**** Supplied material

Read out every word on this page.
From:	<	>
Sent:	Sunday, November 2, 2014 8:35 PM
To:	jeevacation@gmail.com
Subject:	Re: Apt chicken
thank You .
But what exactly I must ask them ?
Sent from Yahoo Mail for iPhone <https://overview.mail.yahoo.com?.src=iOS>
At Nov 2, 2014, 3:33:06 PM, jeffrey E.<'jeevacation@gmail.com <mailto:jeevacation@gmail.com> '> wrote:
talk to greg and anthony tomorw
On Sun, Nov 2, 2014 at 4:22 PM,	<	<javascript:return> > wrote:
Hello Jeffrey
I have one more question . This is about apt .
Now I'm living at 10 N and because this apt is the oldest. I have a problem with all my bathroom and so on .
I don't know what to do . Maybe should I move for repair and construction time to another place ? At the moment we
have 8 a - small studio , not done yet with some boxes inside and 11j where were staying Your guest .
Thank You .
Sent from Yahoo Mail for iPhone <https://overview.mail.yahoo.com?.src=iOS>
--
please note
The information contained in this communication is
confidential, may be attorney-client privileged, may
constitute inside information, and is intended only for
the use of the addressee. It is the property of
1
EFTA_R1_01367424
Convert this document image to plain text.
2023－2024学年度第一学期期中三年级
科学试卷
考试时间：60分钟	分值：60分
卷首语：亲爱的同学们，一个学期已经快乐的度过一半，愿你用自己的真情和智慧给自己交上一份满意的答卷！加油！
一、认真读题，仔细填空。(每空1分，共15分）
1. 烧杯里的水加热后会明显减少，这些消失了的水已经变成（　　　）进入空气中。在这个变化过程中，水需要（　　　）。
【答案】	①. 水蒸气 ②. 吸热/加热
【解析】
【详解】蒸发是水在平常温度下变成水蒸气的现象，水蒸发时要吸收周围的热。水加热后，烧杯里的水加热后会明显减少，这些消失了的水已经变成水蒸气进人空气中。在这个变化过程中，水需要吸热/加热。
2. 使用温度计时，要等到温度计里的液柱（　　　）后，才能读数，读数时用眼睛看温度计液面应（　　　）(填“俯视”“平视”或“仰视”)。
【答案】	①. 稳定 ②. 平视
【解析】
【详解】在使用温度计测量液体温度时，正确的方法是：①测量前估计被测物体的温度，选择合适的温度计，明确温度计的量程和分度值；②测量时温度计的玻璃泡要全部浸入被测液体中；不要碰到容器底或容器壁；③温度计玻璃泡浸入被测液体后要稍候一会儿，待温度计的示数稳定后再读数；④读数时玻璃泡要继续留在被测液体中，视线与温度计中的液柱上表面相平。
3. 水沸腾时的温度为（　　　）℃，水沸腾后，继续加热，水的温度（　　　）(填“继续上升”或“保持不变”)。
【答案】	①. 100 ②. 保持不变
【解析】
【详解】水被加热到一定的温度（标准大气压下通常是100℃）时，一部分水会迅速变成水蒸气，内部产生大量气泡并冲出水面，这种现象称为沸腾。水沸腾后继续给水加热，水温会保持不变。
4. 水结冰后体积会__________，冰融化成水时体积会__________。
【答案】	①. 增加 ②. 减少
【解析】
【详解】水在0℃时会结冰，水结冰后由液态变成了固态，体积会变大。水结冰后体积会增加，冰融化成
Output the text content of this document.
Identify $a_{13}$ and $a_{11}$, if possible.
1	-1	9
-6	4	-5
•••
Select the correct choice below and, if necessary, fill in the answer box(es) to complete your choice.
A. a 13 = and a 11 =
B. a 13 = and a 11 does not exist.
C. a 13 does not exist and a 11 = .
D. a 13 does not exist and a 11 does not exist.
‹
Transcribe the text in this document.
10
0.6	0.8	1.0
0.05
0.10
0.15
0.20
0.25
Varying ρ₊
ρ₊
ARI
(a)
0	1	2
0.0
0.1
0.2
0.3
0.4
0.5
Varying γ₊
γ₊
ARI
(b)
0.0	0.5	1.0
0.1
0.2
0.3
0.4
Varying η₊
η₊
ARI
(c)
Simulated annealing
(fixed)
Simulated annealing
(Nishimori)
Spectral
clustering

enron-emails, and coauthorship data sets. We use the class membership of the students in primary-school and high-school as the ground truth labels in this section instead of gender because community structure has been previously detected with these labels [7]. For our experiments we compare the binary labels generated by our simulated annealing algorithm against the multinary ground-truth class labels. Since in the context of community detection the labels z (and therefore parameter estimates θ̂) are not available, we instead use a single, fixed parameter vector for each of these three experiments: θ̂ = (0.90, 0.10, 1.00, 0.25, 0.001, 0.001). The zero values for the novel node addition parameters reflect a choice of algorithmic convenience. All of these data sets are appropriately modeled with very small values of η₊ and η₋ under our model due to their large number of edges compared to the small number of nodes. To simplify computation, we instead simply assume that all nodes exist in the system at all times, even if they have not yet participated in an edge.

********

Every line of the data above should be copied exactly.

_Output:_
Read out every word on this page.
From:	<	>
Sent:	Sunday, November 2, 2014 8:35 PM
To:	jeevacation@gmail.com
Subject:	Re: Apt chicken
thank You .
But what exactly I must ask them ?
Sent from Yahoo Mail for iPhone <https://overview.mail.yahoo.com?.src=iOS>
At Nov 2, 2014, 3:33:06 PM, jeffrey E.<'jeevacation@gmail.com <mailto:jeevacation@gmail.com> '> wrote:
talk to greg and anthony tomorw
On Sun, Nov 2, 2014 at 4:22 PM,	<	<javascript:return> > wrote:
Hello Jeffrey
I have one more question . This is about apt .
Now I'm living at 10 N and because this apt is the oldest. I have a problem with all my bathroom and so on .
I don't know what to do . Maybe should I move for repair and construction time to another place ? At the moment we
have 8 a - small studio , not done yet with some boxes inside and 11j where were staying Your guest .
Thank You .
Sent from Yahoo Mail for iPhone <https://overview.mail.yahoo.com?.src=iOS>
--
please note
The information contained in this communication is
confidential, may be attorney-client privileged, may
constitute inside information, and is intended only for
the use of the addressee. It is the property of
1
EFTA_R1_01367424
Convert this document image to plain text.
2023－2024学年度第一学期期中三年级
科学试卷
考试时间：60分钟	分值：60分
卷首语：亲爱的同学们，一个学期已经快乐的度过一半，愿你用自己的真情和智慧给自己交上一份满意的答卷！加油！
一、认真读题，仔细填空。(每空1分，共15分）
1. 烧杯里的水加热后会明显减少，这些消失了的水已经变成（　　　）进入空气中。在这个变化过程中，水需要（　　　）。
【答案】	①. 水蒸气 ②. 吸热/加热
【解析】
【详解】蒸发是水在平常温度下变成水蒸气的现象，水蒸发时要吸收周围的热。水加热后，烧杯里的水加热后会明显减少，这些消失了的水已经变成水蒸气进人空气中。在这个变化过程中，水需要吸热/加热。
2. 使用温度计时，要等到温度计里的液柱（　　　）后，才能读数，读数时用眼睛看温度计液面应（　　　）(填“俯视”“平视”或“仰视”)。
【答案】	①. 稳定 ②. 平视
【解析】
【详解】在使用温度计测量液体温度时，正确的方法是：①测量前估计被测物体的温度，选择合适的温度计，明确温度计的量程和分度值；②测量时温度计的玻璃泡要全部浸入被测液体中；不要碰到容器底或容器壁；③温度计玻璃泡浸入被测液体后要稍候一会儿，待温度计的示数稳定后再读数；④读数时玻璃泡要继续留在被测液体中，视线与温度计中的液柱上表面相平。
3. 水沸腾时的温度为（　　　）℃，水沸腾后，继续加热，水的温度（　　　）(填“继续上升”或“保持不变”)。
【答案】	①. 100 ②. 保持不变
【解析】
【详解】水被加热到一定的温度（标准大气压下通常是100℃）时，一部分水会迅速变成水蒸气，内部产生大量气泡并冲出水面，这种现象称为沸腾。水沸腾后继续给水加热，水温会保持不变。
4. 水结冰后体积会__________，冰融化成水时体积会__________。
【答案】	①. 增加 ②. 减少
【解析】
【详解】水在0℃时会结冰，水结冰后由液态变成了固态，体积会变大。水结冰后体积会增加，冰融化成
Output the text content of this document.
Identify $a_{13}$ and $a_{11}$, if possible.
1	-1	9
-6	4	-5
•••
Select the correct choice below and, if necessary, fill in the answer box(es) to complete your choice.
A. a 13 = and a 11 =
B. a 13 = and a 11 does not exist.
C. a 13 does not exist and a 11 = .
D. a 13 does not exist and a 11 does not exist.
‹
Transcribe the text in this document.
10
0.6	0.8	1.0
0.05
0.10
0.15
0.20
0.25
Varying ρ₊
ρ₊
ARI
(a)
0	1	2
0.0
0.1
0.2
0.3
0.4
0.5
Varying γ₊
γ₊
ARI
(b)
0.0	0.5	1.0
0.1
0.2
0.3
0.4
Varying η₊
η₊
ARI
(c)
Simulated annealing
(fixed)
Simulated annealing
(Nishimori)
Spectral
clustering

enron-emails, and coauthorship data sets. We use the class membership of the students in primary-school and high-school as the ground truth labels in this section instead of gender because community structure has been previously detected with these labels [7]. For our experiments we compare the binary labels generated by our simulated annealing algorithm against the multinary ground-truth class labels. Since in the context of community detection the labels z (and therefore parameter estimates θ̂) are not available, we instead use a single, fixed parameter vector for each of these three experiments: θ̂ = (0.90, 0.10, 1.00, 0.25, 0.001, 0.001). The zero values for the novel node addition parameters reflect a choice of algorithmic convenience. All of these data sets are appropriately modeled with very small values of η₊ and η₋ under our model due to their large number of edges compared to the small number of nodes. To simplify computation, we instead simply assume that all nodes exist in the system at all times, even if they have not yet participated in an edge.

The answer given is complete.